— Start of Text shown —

Networking never stops or you stop, generally:thumbsup:


----------



## mrcharles (Sep 27, 2011)

E-Myth contractor is a piece of c**p. He does address common issues a contractor will experience, but offers no answers or suggestions how to avoid.


----------



## C2projects (Jan 9, 2013)

You are already leaps and bounds ahead of where I was when I first started. I was naive and ignorant. A lot of my friends who have their own business seemed to have had a pretty easy start. They did a few jobs and then via word of mouth the work kept on coming. 

I have had the opposite experience. Word of mouth is just starting to get around now for me. I have tried handing out fliers door to door, talking to other people in trades to get my name out and I spent $2500.00 to advertise for a year in coffee news that goes to Tim hortons, second cup, booster juice and other stores and I got 1 phone call. 

Its not easy but its worth it. You will have people screw you over, change their minds at the worst time and expect to pay the same amount of money for the change. And the most frustrating for me is that you will have people come to you with an opportunity that seems like it will work, and it would have worked if all parties did what they said they would do. ( this happened to me yesterday)

Opportunities will come your way. Some will work and some will leave you discouraged and angry. If you can follow through with what you say you're going to do that will go a long way.


----------



## Jdub2083 (Dec 18, 2011)

— End of Text shown —

Task instructions
**1.** Name the stores that the forum thread on starting a contracting business says the coffee news goes to.
**2.** Continue the forum thread on starting a contracting business from the point where it ends.

— Start of Entries —

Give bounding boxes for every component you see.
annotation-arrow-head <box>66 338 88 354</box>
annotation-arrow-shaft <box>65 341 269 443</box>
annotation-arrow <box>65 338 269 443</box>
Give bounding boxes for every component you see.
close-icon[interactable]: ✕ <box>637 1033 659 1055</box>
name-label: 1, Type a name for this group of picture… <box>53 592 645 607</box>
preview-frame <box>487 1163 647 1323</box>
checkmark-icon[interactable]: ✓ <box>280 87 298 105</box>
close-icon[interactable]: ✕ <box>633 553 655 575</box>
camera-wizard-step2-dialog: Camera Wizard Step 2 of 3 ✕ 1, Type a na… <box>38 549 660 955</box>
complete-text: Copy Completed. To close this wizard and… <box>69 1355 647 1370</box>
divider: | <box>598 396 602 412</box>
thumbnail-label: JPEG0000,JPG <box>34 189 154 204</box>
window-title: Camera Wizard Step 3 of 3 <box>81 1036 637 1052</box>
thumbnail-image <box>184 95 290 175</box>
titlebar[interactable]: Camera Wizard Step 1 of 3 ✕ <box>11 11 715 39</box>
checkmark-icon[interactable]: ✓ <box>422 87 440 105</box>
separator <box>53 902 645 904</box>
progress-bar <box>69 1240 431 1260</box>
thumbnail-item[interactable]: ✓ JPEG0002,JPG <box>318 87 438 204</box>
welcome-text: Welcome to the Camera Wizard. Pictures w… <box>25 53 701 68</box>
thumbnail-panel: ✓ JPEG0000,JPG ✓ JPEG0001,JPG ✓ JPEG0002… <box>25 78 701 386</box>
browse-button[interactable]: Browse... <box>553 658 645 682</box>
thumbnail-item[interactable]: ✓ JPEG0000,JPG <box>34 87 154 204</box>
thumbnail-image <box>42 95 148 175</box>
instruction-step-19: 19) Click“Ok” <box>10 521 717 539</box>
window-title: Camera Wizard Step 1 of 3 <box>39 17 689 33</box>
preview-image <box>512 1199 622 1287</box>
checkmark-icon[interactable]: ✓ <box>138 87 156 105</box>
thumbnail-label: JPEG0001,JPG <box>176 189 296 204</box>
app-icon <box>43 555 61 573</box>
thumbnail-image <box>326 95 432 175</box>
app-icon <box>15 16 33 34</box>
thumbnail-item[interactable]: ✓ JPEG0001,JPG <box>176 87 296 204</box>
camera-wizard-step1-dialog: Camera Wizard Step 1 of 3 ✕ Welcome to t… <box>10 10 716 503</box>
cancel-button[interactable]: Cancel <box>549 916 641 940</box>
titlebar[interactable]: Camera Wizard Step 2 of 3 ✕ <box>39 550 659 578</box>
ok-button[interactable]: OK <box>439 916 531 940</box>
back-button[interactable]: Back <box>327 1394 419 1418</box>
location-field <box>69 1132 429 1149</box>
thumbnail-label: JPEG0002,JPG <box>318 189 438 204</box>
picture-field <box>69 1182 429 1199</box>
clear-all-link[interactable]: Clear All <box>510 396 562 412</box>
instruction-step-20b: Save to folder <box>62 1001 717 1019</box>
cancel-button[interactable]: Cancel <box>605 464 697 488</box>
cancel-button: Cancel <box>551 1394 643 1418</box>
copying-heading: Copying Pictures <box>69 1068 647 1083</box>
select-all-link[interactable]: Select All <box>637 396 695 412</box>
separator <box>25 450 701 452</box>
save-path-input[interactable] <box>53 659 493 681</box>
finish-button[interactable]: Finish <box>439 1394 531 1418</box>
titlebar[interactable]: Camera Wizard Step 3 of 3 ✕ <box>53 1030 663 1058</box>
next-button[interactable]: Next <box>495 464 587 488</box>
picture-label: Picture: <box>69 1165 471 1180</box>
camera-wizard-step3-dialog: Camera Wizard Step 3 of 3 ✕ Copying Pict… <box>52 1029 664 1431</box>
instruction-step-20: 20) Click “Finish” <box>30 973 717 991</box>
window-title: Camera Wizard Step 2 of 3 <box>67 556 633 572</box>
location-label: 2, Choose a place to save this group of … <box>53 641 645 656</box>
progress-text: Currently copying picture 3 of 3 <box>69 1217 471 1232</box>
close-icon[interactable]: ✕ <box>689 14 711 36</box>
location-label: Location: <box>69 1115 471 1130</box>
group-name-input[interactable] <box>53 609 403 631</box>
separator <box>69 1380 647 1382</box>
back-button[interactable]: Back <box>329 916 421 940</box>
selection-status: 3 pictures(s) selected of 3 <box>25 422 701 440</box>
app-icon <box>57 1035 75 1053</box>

— End of Entries —

Responses per task
**1.** Tim hortons, second cup, booster juice

**2.**
You could say my business is still in the on the side / evenings weekends phase. I waterproof basements as my regular job and through the network of clients from that we have multiple basement finishing projects lined up. We do more than finish basements, but that's been our big money maker overall. It's a blessing and a curse though. It's endless leads for my company, but I make more working for myself. That's why I'm hesitant to get off the tit so to speak. 

As far as wanting framing only, that would be hard to sell with most companies offering total completion. Starting as a sub might be your best bet. 

Starting out you'll have to do whatever it takes to keep costs down and land work. Once you get some jobs and references under your belt you can adjust your prices and start to show people what you're worth. 

It's not easy, and there will be plenty of rough patches ahead, but stick with it and be persistent and you'll end up where you want to be. :thumbsup:


----------



## heavy_d (Dec 4, 2012)

Allright thanks for your replies guys. I already ordered 1000 door hangers that I designed for framing only. After I get them and have them delivered I will let you know if I get any leads/jobs.

I did a year or so of electrical apprenticeship so I am very familiar with that. I'm in the process of learning drywall, among other things. I already can do flooring. Who knows, maybe basement finishing is in my future as well!


----------



## mastersplinter (Nov 23, 2012)

frame the basement/ sub the drywall,painting & electric /finish up the trim over the following weekend(s). 

I have a full time job and find that there are customers who don't mind having things done on the weekend if you explain this situation. Usually "Iam so busy i wolnt be able to get to it for a few months, unless you dont mind me working on weekends" works for me.


----------



## heavy_d (Dec 4, 2012)

mastersplinter said:


> frame the basement/ sub the drywall,painting & electric /finish up the trim over the following weekend(s).
> 
> I have a full time job and find that there are customers who don't mind having things done on the weekend if you explain this situation. Usually "Iam so busy i wolnt be able to get to it for a few months, unless you dont mind me working on weekends" works for me.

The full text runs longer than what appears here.